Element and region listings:
______

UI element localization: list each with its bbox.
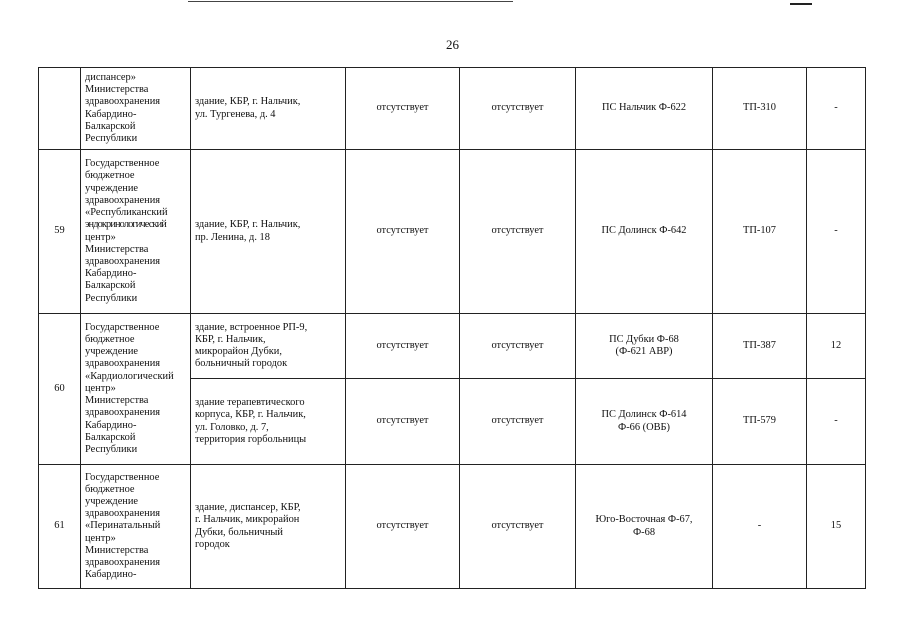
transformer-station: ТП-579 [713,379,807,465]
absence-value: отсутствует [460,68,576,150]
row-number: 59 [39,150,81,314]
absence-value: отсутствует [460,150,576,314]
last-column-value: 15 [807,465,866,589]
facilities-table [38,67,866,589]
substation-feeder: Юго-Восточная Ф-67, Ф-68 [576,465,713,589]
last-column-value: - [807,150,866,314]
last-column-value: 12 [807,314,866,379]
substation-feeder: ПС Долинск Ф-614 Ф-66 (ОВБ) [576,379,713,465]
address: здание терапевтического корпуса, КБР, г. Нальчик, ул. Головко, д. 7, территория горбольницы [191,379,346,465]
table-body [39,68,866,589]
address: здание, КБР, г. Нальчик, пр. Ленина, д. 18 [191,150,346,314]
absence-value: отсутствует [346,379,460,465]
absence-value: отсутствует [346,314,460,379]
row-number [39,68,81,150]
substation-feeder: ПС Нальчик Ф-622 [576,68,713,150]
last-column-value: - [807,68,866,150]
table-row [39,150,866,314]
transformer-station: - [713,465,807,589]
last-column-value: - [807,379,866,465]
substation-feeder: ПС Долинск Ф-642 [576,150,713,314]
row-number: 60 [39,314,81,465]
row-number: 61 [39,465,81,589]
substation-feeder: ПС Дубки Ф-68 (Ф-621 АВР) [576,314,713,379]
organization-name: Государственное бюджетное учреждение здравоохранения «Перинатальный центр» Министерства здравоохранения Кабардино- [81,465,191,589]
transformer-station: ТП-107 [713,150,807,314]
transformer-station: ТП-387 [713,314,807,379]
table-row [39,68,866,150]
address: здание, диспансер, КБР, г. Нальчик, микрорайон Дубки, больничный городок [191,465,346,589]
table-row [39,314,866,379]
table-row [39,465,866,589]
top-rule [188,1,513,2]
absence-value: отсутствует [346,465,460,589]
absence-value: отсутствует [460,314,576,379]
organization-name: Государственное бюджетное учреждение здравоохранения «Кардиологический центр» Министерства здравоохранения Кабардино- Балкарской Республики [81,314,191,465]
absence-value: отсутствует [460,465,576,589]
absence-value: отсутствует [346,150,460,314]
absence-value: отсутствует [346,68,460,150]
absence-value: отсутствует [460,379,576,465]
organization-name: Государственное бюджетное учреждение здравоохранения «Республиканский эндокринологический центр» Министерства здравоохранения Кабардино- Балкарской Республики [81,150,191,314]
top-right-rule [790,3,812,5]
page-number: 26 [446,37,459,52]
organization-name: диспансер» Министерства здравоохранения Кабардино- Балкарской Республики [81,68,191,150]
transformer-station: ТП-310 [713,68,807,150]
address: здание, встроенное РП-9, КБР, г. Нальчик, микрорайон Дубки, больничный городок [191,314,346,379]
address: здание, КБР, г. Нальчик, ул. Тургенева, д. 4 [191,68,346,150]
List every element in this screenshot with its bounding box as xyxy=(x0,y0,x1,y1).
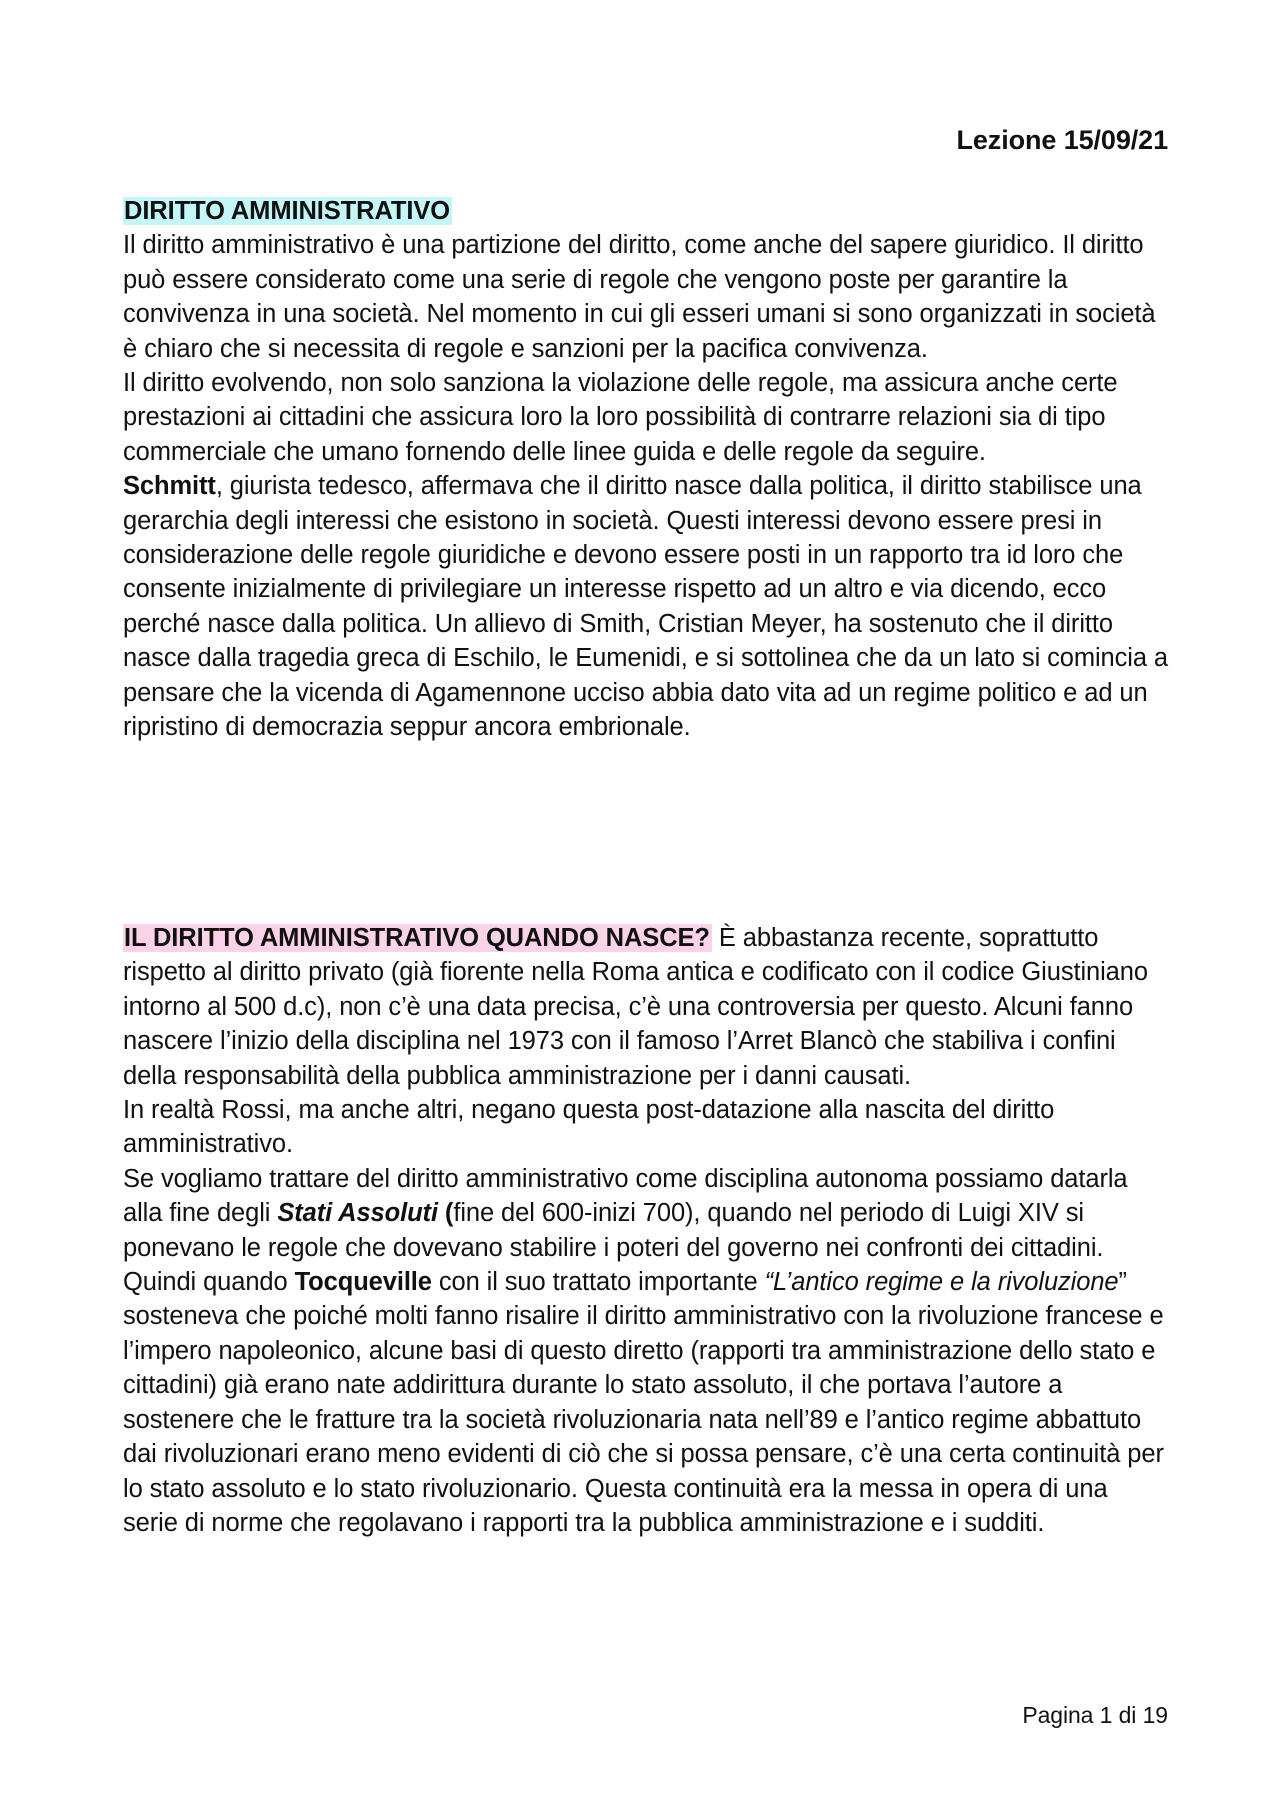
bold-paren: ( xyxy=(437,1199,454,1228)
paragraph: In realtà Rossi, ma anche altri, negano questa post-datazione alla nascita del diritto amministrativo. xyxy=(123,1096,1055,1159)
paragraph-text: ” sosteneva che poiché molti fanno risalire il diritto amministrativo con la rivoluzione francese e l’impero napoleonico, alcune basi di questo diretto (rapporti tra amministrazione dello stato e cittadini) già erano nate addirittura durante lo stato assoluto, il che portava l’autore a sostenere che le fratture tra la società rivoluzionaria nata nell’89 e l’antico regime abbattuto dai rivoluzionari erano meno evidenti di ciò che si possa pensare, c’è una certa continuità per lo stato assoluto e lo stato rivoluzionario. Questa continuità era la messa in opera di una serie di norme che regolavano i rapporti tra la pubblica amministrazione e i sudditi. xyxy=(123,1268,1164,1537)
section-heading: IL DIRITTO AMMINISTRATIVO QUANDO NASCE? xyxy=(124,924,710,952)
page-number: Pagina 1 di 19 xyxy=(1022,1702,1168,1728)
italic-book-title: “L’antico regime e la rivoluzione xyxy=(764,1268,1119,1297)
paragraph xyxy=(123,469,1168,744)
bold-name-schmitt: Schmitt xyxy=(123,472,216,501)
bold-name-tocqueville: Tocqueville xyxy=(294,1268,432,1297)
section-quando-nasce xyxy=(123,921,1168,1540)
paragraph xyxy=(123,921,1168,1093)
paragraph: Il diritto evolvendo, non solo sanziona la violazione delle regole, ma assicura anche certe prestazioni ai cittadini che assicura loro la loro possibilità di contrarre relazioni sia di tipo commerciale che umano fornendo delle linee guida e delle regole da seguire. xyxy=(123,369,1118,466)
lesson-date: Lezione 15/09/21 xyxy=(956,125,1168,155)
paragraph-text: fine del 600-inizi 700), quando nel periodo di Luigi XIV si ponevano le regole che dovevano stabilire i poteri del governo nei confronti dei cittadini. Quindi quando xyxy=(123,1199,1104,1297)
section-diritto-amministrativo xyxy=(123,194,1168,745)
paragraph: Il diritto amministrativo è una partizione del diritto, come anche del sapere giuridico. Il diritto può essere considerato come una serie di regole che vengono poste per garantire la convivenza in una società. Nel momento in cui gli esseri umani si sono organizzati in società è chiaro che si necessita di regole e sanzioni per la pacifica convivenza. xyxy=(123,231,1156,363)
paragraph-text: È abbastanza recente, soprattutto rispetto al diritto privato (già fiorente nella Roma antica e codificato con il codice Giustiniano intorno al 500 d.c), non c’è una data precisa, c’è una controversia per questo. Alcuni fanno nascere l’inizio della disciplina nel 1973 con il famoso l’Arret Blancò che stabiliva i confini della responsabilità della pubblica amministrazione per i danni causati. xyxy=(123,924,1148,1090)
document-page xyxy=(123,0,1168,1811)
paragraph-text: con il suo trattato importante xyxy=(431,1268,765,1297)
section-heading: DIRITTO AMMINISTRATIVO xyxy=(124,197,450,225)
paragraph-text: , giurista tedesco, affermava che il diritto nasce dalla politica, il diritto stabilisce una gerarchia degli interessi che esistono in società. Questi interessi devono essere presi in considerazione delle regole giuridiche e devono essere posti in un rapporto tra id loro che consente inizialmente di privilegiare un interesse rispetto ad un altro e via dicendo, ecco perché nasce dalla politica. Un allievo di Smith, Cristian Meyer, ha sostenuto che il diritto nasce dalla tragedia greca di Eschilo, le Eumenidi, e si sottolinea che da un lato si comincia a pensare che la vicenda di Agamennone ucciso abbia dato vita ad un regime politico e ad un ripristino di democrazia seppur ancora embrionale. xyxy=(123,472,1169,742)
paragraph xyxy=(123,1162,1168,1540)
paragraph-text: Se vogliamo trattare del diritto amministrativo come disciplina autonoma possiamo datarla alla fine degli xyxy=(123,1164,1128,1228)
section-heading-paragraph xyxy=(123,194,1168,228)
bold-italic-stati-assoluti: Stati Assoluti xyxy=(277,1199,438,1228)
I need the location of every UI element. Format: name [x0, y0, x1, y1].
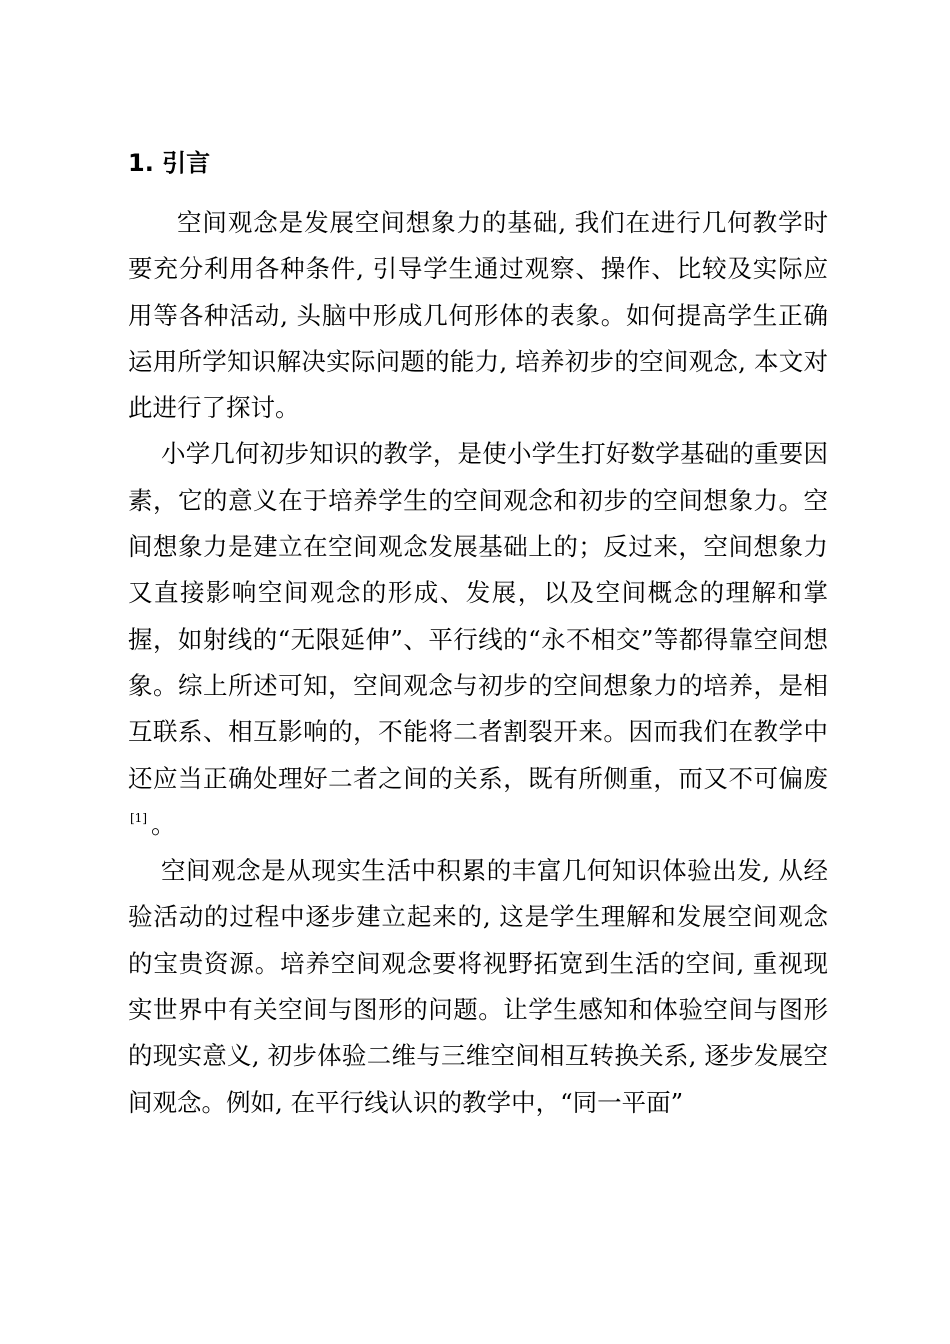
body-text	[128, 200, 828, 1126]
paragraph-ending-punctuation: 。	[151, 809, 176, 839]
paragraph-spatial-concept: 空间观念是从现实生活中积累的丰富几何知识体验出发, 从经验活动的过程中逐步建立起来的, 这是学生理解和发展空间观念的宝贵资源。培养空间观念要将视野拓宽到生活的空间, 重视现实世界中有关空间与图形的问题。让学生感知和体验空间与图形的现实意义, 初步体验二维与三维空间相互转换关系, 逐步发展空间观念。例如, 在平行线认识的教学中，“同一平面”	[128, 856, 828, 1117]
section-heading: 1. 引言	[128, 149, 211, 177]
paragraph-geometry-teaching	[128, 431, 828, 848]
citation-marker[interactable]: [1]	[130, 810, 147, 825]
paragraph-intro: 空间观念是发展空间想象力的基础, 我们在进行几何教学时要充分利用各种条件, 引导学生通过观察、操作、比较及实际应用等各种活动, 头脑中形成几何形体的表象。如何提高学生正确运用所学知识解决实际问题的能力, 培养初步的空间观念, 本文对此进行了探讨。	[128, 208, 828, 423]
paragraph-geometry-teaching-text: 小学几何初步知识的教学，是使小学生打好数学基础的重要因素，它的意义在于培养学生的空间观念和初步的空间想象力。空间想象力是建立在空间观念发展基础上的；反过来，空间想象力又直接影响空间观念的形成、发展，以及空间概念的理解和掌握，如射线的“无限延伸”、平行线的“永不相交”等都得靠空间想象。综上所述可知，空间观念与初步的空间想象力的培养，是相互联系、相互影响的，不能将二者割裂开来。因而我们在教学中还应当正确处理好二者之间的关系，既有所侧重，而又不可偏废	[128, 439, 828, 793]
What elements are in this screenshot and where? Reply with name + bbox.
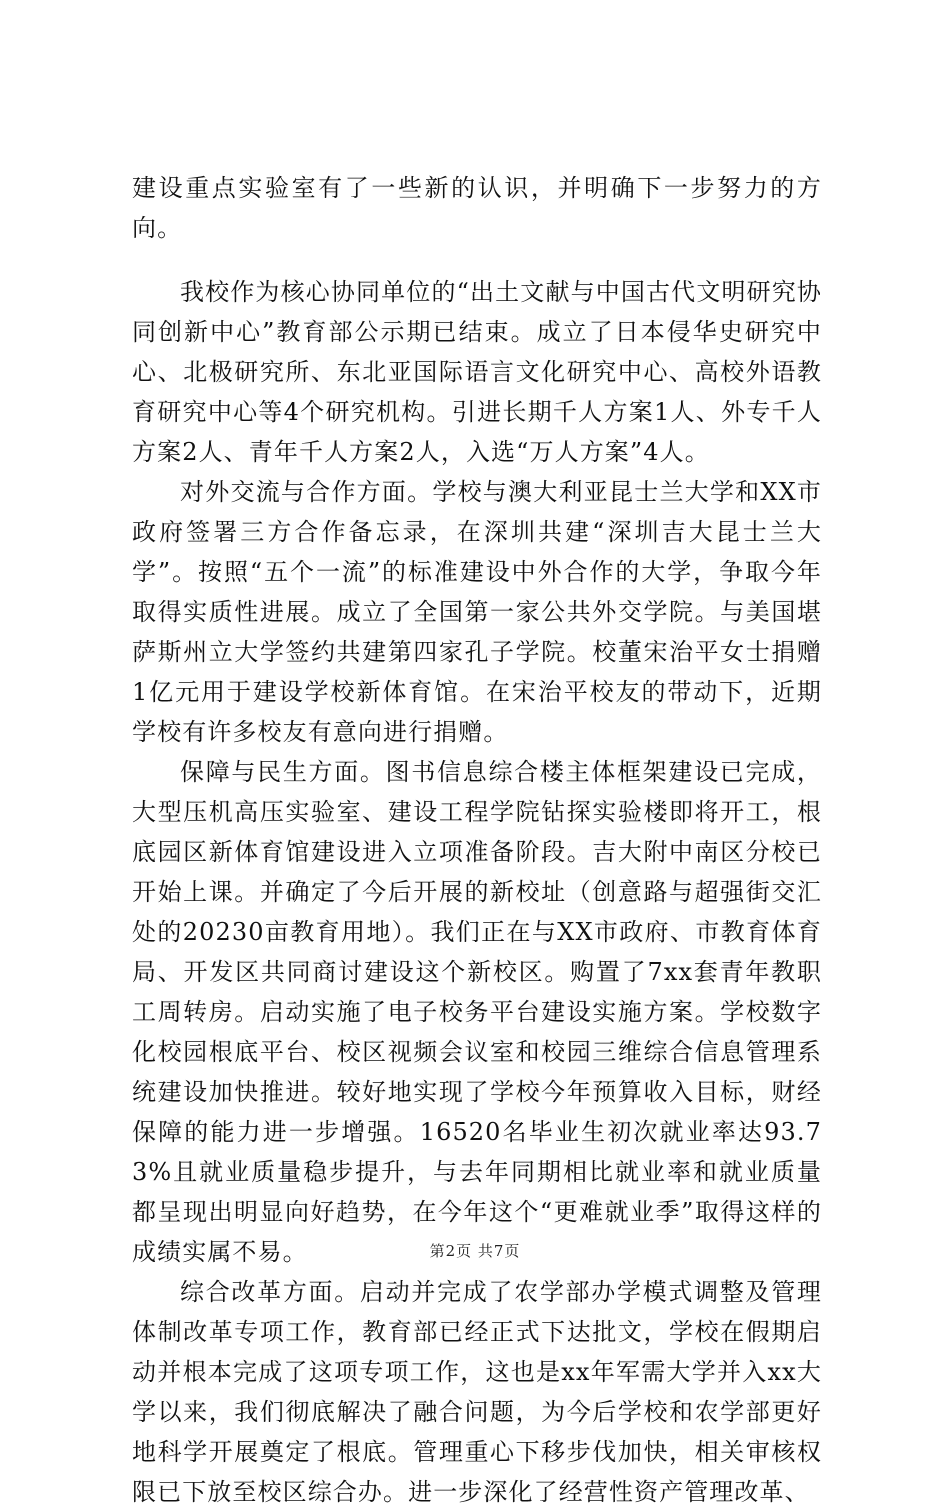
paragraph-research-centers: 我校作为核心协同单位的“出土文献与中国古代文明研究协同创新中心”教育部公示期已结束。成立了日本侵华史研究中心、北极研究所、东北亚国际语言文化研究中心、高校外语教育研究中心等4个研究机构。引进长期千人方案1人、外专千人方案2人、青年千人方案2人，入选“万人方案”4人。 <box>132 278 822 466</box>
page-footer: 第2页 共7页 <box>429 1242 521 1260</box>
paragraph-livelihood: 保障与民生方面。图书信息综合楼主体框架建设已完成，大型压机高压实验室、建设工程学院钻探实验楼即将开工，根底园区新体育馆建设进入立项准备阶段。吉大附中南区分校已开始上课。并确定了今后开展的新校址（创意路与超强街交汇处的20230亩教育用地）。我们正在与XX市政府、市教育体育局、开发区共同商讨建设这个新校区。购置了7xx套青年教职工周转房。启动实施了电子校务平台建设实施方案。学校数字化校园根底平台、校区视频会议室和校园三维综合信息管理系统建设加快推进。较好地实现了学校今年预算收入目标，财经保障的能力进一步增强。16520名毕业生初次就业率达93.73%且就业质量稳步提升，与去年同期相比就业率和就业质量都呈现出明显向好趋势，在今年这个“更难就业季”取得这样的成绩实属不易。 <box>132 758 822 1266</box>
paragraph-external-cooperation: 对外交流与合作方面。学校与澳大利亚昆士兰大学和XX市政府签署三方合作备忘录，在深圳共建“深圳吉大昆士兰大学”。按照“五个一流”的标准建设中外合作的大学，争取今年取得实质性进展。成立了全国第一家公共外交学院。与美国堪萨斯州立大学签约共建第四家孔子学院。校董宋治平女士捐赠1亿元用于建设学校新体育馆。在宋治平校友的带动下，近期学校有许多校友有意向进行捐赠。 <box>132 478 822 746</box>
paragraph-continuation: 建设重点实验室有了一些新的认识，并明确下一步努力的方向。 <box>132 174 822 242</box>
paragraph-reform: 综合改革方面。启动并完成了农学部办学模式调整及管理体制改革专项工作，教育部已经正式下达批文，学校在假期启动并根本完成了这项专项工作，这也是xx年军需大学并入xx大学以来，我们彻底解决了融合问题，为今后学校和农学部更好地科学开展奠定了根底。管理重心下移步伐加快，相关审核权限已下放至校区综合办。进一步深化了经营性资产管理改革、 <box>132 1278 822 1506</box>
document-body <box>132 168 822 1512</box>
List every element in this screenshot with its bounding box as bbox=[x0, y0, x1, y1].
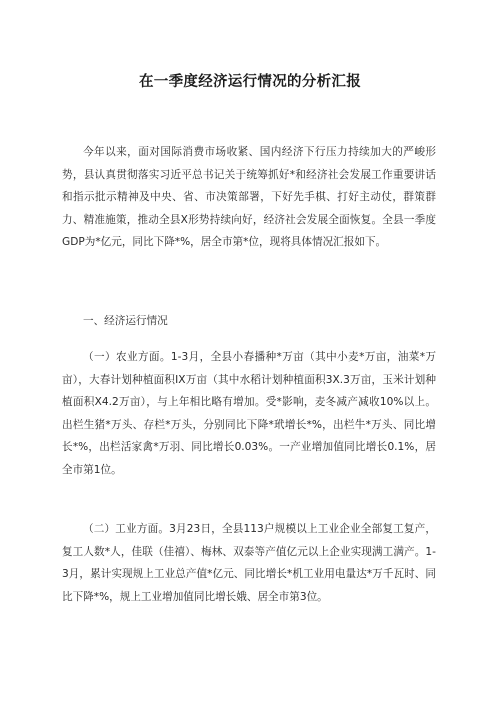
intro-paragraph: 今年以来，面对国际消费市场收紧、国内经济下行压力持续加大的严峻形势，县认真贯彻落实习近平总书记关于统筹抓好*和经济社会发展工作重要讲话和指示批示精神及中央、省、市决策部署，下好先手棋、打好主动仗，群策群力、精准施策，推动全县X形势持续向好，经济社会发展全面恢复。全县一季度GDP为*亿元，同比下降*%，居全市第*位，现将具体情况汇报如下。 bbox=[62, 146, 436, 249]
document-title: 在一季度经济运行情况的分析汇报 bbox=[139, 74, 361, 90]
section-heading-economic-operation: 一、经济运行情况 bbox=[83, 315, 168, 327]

______

■ Requirements ■
Put the lines of the records starting at the line that contains "278 822 466</box>" and ending at the line that contains "1278 822 1506</box>", both included, into a JSON list of strings with one string per line. Leave out any blank lines.

■ Output of the exercise ■
[
  "paragraph-research-centers: 我校作为核心协同单位的“出土文献与中国古代文明研究协同创新中心”教育部公示期已结束。成立了日本侵华史研究中心、北极研究所、东北亚国际语言文化研究中心、高校外语教育研究中心等4个研究机构。引进长期千人方案1人、外专千人方案2人、青年千人方案2人，入选“万人方案”4人。 <box>132 278 822 466</box>",
  "page-footer: 第2页 共7页 <box>429 1242 521 1260</box>",
  "paragraph-livelihood: 保障与民生方面。图书信息综合楼主体框架建设已完成，大型压机高压实验室、建设工程学院钻探实验楼即将开工，根底园区新体育馆建设进入立项准备阶段。吉大附中南区分校已开始上课。并确定了今后开展的新校址（创意路与超强街交汇处的20230亩教育用地）。我们正在与XX市政府、市教育体育局、开发区共同商讨建设这个新校区。购置了7xx套青年教职工周转房。启动实施了电子校务平台建设实施方案。学校数字化校园根底平台、校区视频会议室和校园三维综合信息管理系统建设加快推进。较好地实现了学校今年预算收入目标，财经保障的能力进一步增强。16520名毕业生初次就业率达93.73%且就业质量稳步提升，与去年同期相比就业率和就业质量都呈现出明显向好趋势，在今年这个“更难就业季”取得这样的成绩实属不易。 <box>132 758 822 1266</box>",
  "paragraph-external-cooperation: 对外交流与合作方面。学校与澳大利亚昆士兰大学和XX市政府签署三方合作备忘录，在深圳共建“深圳吉大昆士兰大学”。按照“五个一流”的标准建设中外合作的大学，争取今年取得实质性进展。成立了全国第一家公共外交学院。与美国堪萨斯州立大学签约共建第四家孔子学院。校董宋治平女士捐赠1亿元用于建设学校新体育馆。在宋治平校友的带动下，近期学校有许多校友有意向进行捐赠。 <box>132 478 822 746</box>",
  "paragraph-continuation: 建设重点实验室有了一些新的认识，并明确下一步努力的方向。 <box>132 174 822 242</box>",
  "paragraph-reform: 综合改革方面。启动并完成了农学部办学模式调整及管理体制改革专项工作，教育部已经正式下达批文，学校在假期启动并根本完成了这项专项工作，这也是xx年军需大学并入xx大学以来，我们彻底解决了融合问题，为今后学校和农学部更好地科学开展奠定了根底。管理重心下移步伐加快，相关审核权限已下放至校区综合办。进一步深化了经营性资产管理改革、 <box>132 1278 822 1506</box>"
]